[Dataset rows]
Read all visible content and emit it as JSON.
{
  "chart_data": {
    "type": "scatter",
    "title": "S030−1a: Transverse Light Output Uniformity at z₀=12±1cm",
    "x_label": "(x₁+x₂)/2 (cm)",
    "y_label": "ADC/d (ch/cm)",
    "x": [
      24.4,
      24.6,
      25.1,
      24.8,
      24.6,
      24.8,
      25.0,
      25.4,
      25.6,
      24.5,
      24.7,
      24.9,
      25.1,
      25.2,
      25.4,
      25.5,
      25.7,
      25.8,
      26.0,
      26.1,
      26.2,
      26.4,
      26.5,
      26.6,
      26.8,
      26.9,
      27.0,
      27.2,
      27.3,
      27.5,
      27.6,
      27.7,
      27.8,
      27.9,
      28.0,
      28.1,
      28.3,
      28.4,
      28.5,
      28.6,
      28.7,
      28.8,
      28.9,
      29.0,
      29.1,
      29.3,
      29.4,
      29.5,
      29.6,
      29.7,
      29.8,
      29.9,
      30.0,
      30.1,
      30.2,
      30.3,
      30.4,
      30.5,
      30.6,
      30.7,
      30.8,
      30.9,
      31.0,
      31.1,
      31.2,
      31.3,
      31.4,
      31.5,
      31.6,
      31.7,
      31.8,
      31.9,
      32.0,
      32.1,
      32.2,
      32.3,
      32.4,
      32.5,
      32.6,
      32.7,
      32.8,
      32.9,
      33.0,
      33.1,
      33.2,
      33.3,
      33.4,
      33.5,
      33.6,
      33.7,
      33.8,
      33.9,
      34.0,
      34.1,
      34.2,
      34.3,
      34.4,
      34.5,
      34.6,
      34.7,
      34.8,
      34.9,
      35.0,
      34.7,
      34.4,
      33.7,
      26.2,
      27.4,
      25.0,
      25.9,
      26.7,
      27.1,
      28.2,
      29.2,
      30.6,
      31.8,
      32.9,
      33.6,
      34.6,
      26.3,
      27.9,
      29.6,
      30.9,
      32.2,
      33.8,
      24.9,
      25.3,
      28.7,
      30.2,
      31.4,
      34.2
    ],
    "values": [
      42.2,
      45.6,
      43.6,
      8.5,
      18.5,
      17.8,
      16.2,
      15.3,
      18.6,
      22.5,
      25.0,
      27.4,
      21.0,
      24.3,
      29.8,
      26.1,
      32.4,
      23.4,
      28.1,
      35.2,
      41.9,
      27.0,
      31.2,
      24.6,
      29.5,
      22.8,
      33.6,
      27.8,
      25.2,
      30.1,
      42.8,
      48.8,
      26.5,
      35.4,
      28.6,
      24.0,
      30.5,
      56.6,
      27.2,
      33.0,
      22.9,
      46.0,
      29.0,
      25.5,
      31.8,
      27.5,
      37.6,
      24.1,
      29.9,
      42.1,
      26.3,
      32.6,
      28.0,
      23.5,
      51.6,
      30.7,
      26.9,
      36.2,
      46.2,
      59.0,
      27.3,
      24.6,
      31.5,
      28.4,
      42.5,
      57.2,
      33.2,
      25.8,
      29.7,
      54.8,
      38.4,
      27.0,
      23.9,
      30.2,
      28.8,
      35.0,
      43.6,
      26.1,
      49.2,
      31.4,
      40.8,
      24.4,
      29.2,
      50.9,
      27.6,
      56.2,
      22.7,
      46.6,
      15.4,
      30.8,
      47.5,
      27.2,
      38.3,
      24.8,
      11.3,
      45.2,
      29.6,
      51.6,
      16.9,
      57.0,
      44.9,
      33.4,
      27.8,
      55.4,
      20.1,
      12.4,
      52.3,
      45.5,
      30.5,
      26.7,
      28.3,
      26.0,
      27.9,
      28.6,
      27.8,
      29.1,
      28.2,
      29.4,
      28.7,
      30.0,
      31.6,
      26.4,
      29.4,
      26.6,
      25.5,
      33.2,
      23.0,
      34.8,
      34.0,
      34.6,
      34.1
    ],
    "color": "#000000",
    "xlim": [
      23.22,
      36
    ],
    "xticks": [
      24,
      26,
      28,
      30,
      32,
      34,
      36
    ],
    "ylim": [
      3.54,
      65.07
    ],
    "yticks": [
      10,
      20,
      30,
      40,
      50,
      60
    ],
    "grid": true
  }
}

Objective. Make an exact copy of the records.

Worked solution.
Read all visible content and emit it as JSON.
{
  "chart_data": {
    "type": "scatter",
    "title": "S030−1a: Transverse Light Output Uniformity at z₀=12±1cm",
    "x_label": "(x₁+x₂)/2 (cm)",
    "y_label": "ADC/d (ch/cm)",
    "x": [
      24.4,
      24.6,
      25.1,
      24.8,
      24.6,
      24.8,
      25.0,
      25.4,
      25.6,
      24.5,
      24.7,
      24.9,
      25.1,
      25.2,
      25.4,
      25.5,
      25.7,
      25.8,
      26.0,
      26.1,
      26.2,
      26.4,
      26.5,
      26.6,
      26.8,
      26.9,
      27.0,
      27.2,
      27.3,
      27.5,
      27.6,
      27.7,
      27.8,
      27.9,
      28.0,
      28.1,
      28.3,
      28.4,
      28.5,
      28.6,
      28.7,
      28.8,
      28.9,
      29.0,
      29.1,
      29.3,
      29.4,
      29.5,
      29.6,
      29.7,
      29.8,
      29.9,
      30.0,
      30.1,
      30.2,
      30.3,
      30.4,
      30.5,
      30.6,
      30.7,
      30.8,
      30.9,
      31.0,
      31.1,
      31.2,
      31.3,
      31.4,
      31.5,
      31.6,
      31.7,
      31.8,
      31.9,
      32.0,
      32.1,
      32.2,
      32.3,
      32.4,
      32.5,
      32.6,
      32.7,
      32.8,
      32.9,
      33.0,
      33.1,
      33.2,
      33.3,
      33.4,
      33.5,
      33.6,
      33.7,
      33.8,
      33.9,
      34.0,
      34.1,
      34.2,
      34.3,
      34.4,
      34.5,
      34.6,
      34.7,
      34.8,
      34.9,
      35.0,
      34.7,
      34.4,
      33.7,
      26.2,
      27.4,
      25.0,
      25.9,
      26.7,
      27.1,
      28.2,
      29.2,
      30.6,
      31.8,
      32.9,
      33.6,
      34.6,
      26.3,
      27.9,
      29.6,
      30.9,
      32.2,
      33.8,
      24.9,
      25.3,
      28.7,
      30.2,
      31.4,
      34.2
    ],
    "values": [
      42.2,
      45.6,
      43.6,
      8.5,
      18.5,
      17.8,
      16.2,
      15.3,
      18.6,
      22.5,
      25.0,
      27.4,
      21.0,
      24.3,
      29.8,
      26.1,
      32.4,
      23.4,
      28.1,
      35.2,
      41.9,
      27.0,
      31.2,
      24.6,
      29.5,
      22.8,
      33.6,
      27.8,
      25.2,
      30.1,
      42.8,
      48.8,
      26.5,
      35.4,
      28.6,
      24.0,
      30.5,
      56.6,
      27.2,
      33.0,
      22.9,
      46.0,
      29.0,
      25.5,
      31.8,
      27.5,
      37.6,
      24.1,
      29.9,
      42.1,
      26.3,
      32.6,
      28.0,
      23.5,
      51.6,
      30.7,
      26.9,
      36.2,
      46.2,
      59.0,
      27.3,
      24.6,
      31.5,
      28.4,
      42.5,
      57.2,
      33.2,
      25.8,
      29.7,
      54.8,
      38.4,
      27.0,
      23.9,
      30.2,
      28.8,
      35.0,
      43.6,
      26.1,
      49.2,
      31.4,
      40.8,
      24.4,
      29.2,
      50.9,
      27.6,
      56.2,
      22.7,
      46.6,
      15.4,
      30.8,
      47.5,
      27.2,
      38.3,
      24.8,
      11.3,
      45.2,
      29.6,
      51.6,
      16.9,
      57.0,
      44.9,
      33.4,
      27.8,
      55.4,
      20.1,
      12.4,
      52.3,
      45.5,
      30.5,
      26.7,
      28.3,
      26.0,
      27.9,
      28.6,
      27.8,
      29.1,
      28.2,
      29.4,
      28.7,
      30.0,
      31.6,
      26.4,
      29.4,
      26.6,
      25.5,
      33.2,
      23.0,
      34.8,
      34.0,
      34.6,
      34.1
    ],
    "color": "#000000",
    "xlim": [
      23.22,
      36
    ],
    "xticks": [
      24,
      26,
      28,
      30,
      32,
      34,
      36
    ],
    "ylim": [
      3.54,
      65.07
    ],
    "yticks": [
      10,
      20,
      30,
      40,
      50,
      60
    ],
    "grid": true
  }
}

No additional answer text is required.